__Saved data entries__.
■ ■ ■ ■ ■ ■ ■
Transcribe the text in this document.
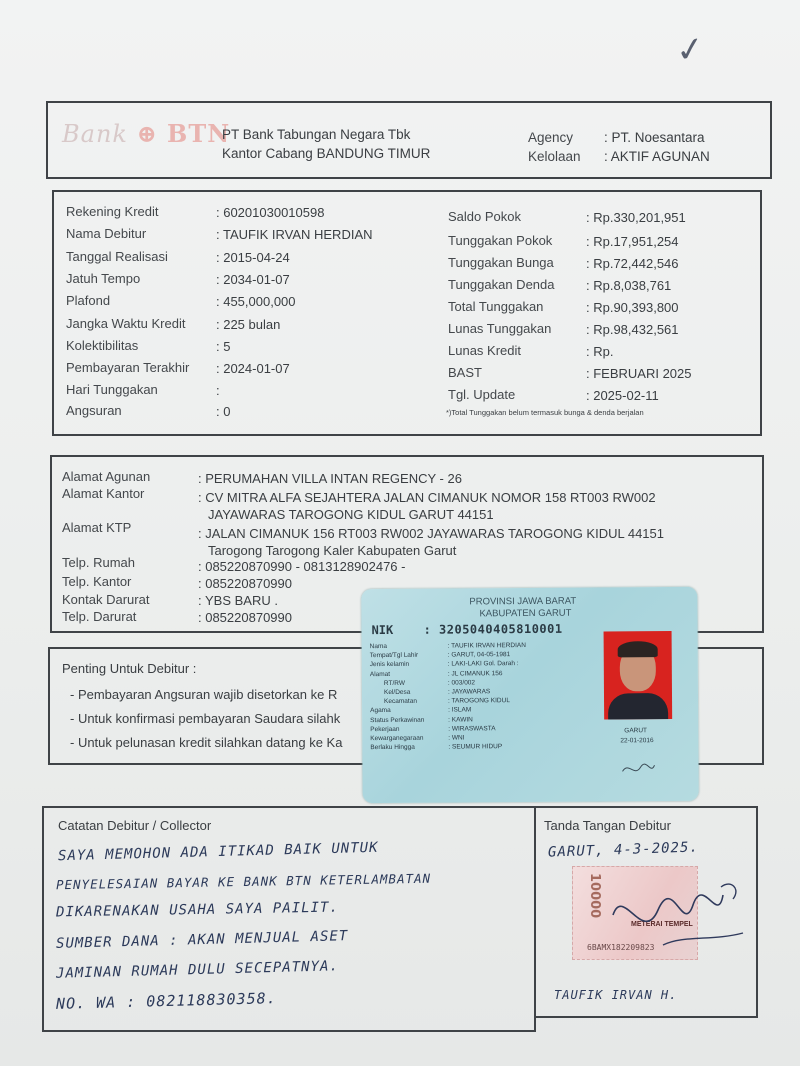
✓
Bank ⊕ BTN
PT Bank Tabungan Negara Tbk
Kantor Cabang BANDUNG TIMUR
Agency : PT. Noesantara
Kelolaan : AKTIF AGUNAN
Rekening Kredit	: 60201030010598
Nama Debitur	: TAUFIK IRVAN HERDIAN
Tanggal Realisasi	: 2015-04-24
Jatuh Tempo	: 2034-01-07
Plafond	: 455,000,000
Jangka Waktu Kredit : 225 bulan
Kolektibilitas	: 5
Pembayaran Terakhir : 2024-01-07
Hari Tunggakan	:
Angsuran	: 0
Saldo Pokok	: Rp.330,201,951
Tunggakan Pokok	: Rp.17,951,254
Tunggakan Bunga : Rp.72,442,546
Tunggakan Denda : Rp.8,038,761
Total Tunggakan	: Rp.90,393,800
Lunas Tunggakan	: Rp.98,432,561
Lunas Kredit	: Rp.
BAST	: FEBRUARI 2025
Tgl. Update	: 2025-02-11
*)Total Tunggakan belum termasuk bunga & denda berjalan
Alamat Agunan	: PERUMAHAN VILLA INTAN REGENCY - 26
Alamat Kantor	: CV MITRA ALFA SEJAHTERA JALAN CIMANUK NOMOR 158 RT003 RW002
JAYAWARAS TAROGONG KIDUL GARUT 44151
Alamat KTP	: JALAN CIMANUK 156 RT003 RW002 JAYAWARAS TAROGONG KIDUL 44151
Tarogong Tarogong Kaler Kabupaten Garut
Telp. Rumah	: 085220870990 - 0813128902476 -
Telp. Kantor	: 085220870990
Kontak Darurat	: YBS BARU .
Telp. Darurat	: 085220870990
Penting Untuk Debitur :
- Pembayaran Angsuran wajib disetorkan ke R
- Untuk konfirmasi pembayaran Saudara silahk
- Untuk pelunasan kredit silahkan datang ke Ka
PROVINSI JAWA BARAT
KABUPATEN GARUT
NIK	: 3205040405810001
Nama	: TAUFIK IRVAN HERDIAN
Tempat/Tgl Lahir	: GARUT, 04-05-1981
Jenis kelamin	: LAKI-LAKI Gol. Darah :
Alamat	: JL CIMANUK 156
RT/RW	: 003/002
Kel/Desa	: JAYAWARAS
Kecamatan	: TAROGONG KIDUL
Agama	: ISLAM
Status Perkawinan	: KAWIN
Pekerjaan	: WIRASWASTA
Kewarganegaraan	: WNI
Berlaku Hingga	: SEUMUR HIDUP
GARUT
22-01-2016
Catatan Debitur / Collector
SAYA MEMOHON ADA ITIKAD BAIK UNTUK
PENYELESAIAN BAYAR KE BANK BTN KETERLAMBATAN
DIKARENAKAN USAHA SAYA PAILIT.
SUMBER DANA : AKAN MENJUAL ASET
JAMINAN RUMAH DULU SECEPATNYA.
NO. WA : 082118830358.
Tanda Tangan Debitur
GARUT, 4-3-2025.
TAUFIK IRVAN H.
10000
METERAI TEMPEL
6BAMX182209823
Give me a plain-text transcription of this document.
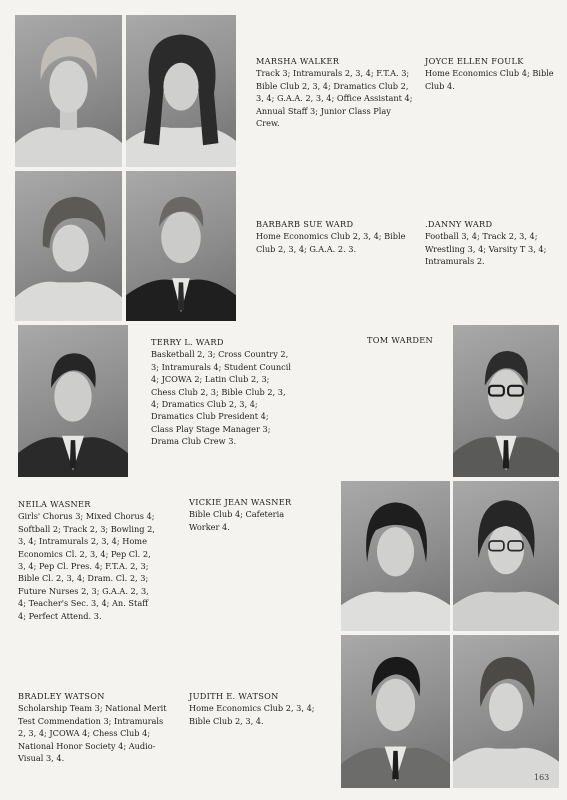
MARSHA WALKER
Track 3; Intramurals 2, 3, 4; F.T.A. 3; Bible Club 2, 3, 4; Dramatics Club 2, 3, 4; G.A.A. 2, 3, 4; Office Assistant 4; Annual Staff 3; Junior Class Play Crew.
JOYCE ELLEN FOULK
Home Economics Club 4; Bible Club 4.
BARBARB SUE WARD
Home Economics Club 2, 3, 4; Bible Club 2, 3, 4; G.A.A. 2. 3.
.DANNY WARD
Football 3, 4; Track 2, 3, 4; Wrestling 3, 4; Varsity T 3, 4; Intramurals 2.
TERRY L. WARD
Basketball 2, 3; Cross Country 2, 3; Intramurals 4; Student Council 4; JCOWA 2; Latin Club 2, 3; Chess Club 2, 3; Bible Club 2, 3, 4; Dramatics Club 2, 3, 4; Dramatics Club President 4; Class Play Stage Manager 3; Drama Club Crew 3.
TOM WARDEN
NEILA WASNER
Girls' Chorus 3; Mixed Chorus 4; Softball 2; Track 2, 3; Bowling 2, 3, 4; Intramurals 2, 3, 4; Home Economics Cl. 2, 3, 4; Pep Cl. 2, 3, 4; Pep Cl. Pres. 4; F.T.A. 2, 3; Bible Cl. 2, 3, 4; Dram. Cl. 2, 3; Future Nurses 2, 3; G.A.A. 2, 3, 4; Teacher's Sec. 3, 4; An. Staff 4; Perfect Attend. 3.
VICKIE JEAN WASNER
Bible Club 4; Cafeteria Worker 4.
BRADLEY WATSON
Scholarship Team 3; National Merit Test Commendation 3; Intramurals 2, 3, 4; JCOWA 4; Chess Club 4; National Honor Society 4; Audio-Visual 3, 4.
JUDITH E. WATSON
Home Economics Club 2, 3, 4; Bible Club 2, 3, 4.
163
■ ■ ■ ■ ■ ■ ■
__Problem requirements__.
Write out all the records again, exactly, minus any pictures.

__Expected answer__.
Transcribe the text in this document.
✓
Bank ⊕ BTN
PT Bank Tabungan Negara Tbk
Kantor Cabang BANDUNG TIMUR
Agency : PT. Noesantara
Kelolaan : AKTIF AGUNAN
Rekening Kredit	: 60201030010598
Nama Debitur	: TAUFIK IRVAN HERDIAN
Tanggal Realisasi	: 2015-04-24
Jatuh Tempo	: 2034-01-07
Plafond	: 455,000,000
Jangka Waktu Kredit : 225 bulan
Kolektibilitas	: 5
Pembayaran Terakhir : 2024-01-07
Hari Tunggakan	:
Angsuran	: 0
Saldo Pokok	: Rp.330,201,951
Tunggakan Pokok	: Rp.17,951,254
Tunggakan Bunga : Rp.72,442,546
Tunggakan Denda : Rp.8,038,761
Total Tunggakan	: Rp.90,393,800
Lunas Tunggakan	: Rp.98,432,561
Lunas Kredit	: Rp.
BAST	: FEBRUARI 2025
Tgl. Update	: 2025-02-11
*)Total Tunggakan belum termasuk bunga & denda berjalan
Alamat Agunan	: PERUMAHAN VILLA INTAN REGENCY - 26
Alamat Kantor	: CV MITRA ALFA SEJAHTERA JALAN CIMANUK NOMOR 158 RT003 RW002
JAYAWARAS TAROGONG KIDUL GARUT 44151
Alamat KTP	: JALAN CIMANUK 156 RT003 RW002 JAYAWARAS TAROGONG KIDUL 44151
Tarogong Tarogong Kaler Kabupaten Garut
Telp. Rumah	: 085220870990 - 0813128902476 -
Telp. Kantor	: 085220870990
Kontak Darurat	: YBS BARU .
Telp. Darurat	: 085220870990
Penting Untuk Debitur :
- Pembayaran Angsuran wajib disetorkan ke R
- Untuk konfirmasi pembayaran Saudara silahk
- Untuk pelunasan kredit silahkan datang ke Ka
PROVINSI JAWA BARAT
KABUPATEN GARUT
NIK	: 3205040405810001
Nama	: TAUFIK IRVAN HERDIAN
Tempat/Tgl Lahir	: GARUT, 04-05-1981
Jenis kelamin	: LAKI-LAKI Gol. Darah :
Alamat	: JL CIMANUK 156
RT/RW	: 003/002
Kel/Desa	: JAYAWARAS
Kecamatan	: TAROGONG KIDUL
Agama	: ISLAM
Status Perkawinan	: KAWIN
Pekerjaan	: WIRASWASTA
Kewarganegaraan	: WNI
Berlaku Hingga	: SEUMUR HIDUP
GARUT
22-01-2016
Catatan Debitur / Collector
SAYA MEMOHON ADA ITIKAD BAIK UNTUK
PENYELESAIAN BAYAR KE BANK BTN KETERLAMBATAN
DIKARENAKAN USAHA SAYA PAILIT.
SUMBER DANA : AKAN MENJUAL ASET
JAMINAN RUMAH DULU SECEPATNYA.
NO. WA : 082118830358.
Tanda Tangan Debitur
GARUT, 4-3-2025.
TAUFIK IRVAN H.
10000
METERAI TEMPEL
6BAMX182209823
Give me a plain-text transcription of this document.
MARSHA WALKER
Track 3; Intramurals 2, 3, 4; F.T.A. 3; Bible Club 2, 3, 4; Dramatics Club 2, 3, 4; G.A.A. 2, 3, 4; Office Assistant 4; Annual Staff 3; Junior Class Play Crew.
JOYCE ELLEN FOULK
Home Economics Club 4; Bible Club 4.
BARBARB SUE WARD
Home Economics Club 2, 3, 4; Bible Club 2, 3, 4; G.A.A. 2. 3.
.DANNY WARD
Football 3, 4; Track 2, 3, 4; Wrestling 3, 4; Varsity T 3, 4; Intramurals 2.
TERRY L. WARD
Basketball 2, 3; Cross Country 2, 3; Intramurals 4; Student Council 4; JCOWA 2; Latin Club 2, 3; Chess Club 2, 3; Bible Club 2, 3, 4; Dramatics Club 2, 3, 4; Dramatics Club President 4; Class Play Stage Manager 3; Drama Club Crew 3.
TOM WARDEN
NEILA WASNER
Girls' Chorus 3; Mixed Chorus 4; Softball 2; Track 2, 3; Bowling 2, 3, 4; Intramurals 2, 3, 4; Home Economics Cl. 2, 3, 4; Pep Cl. 2, 3, 4; Pep Cl. Pres. 4; F.T.A. 2, 3; Bible Cl. 2, 3, 4; Dram. Cl. 2, 3; Future Nurses 2, 3; G.A.A. 2, 3, 4; Teacher's Sec. 3, 4; An. Staff 4; Perfect Attend. 3.
VICKIE JEAN WASNER
Bible Club 4; Cafeteria Worker 4.
BRADLEY WATSON
Scholarship Team 3; National Merit Test Commendation 3; Intramurals 2, 3, 4; JCOWA 4; Chess Club 4; National Honor Society 4; Audio-Visual 3, 4.
JUDITH E. WATSON
Home Economics Club 2, 3, 4; Bible Club 2, 3, 4.
163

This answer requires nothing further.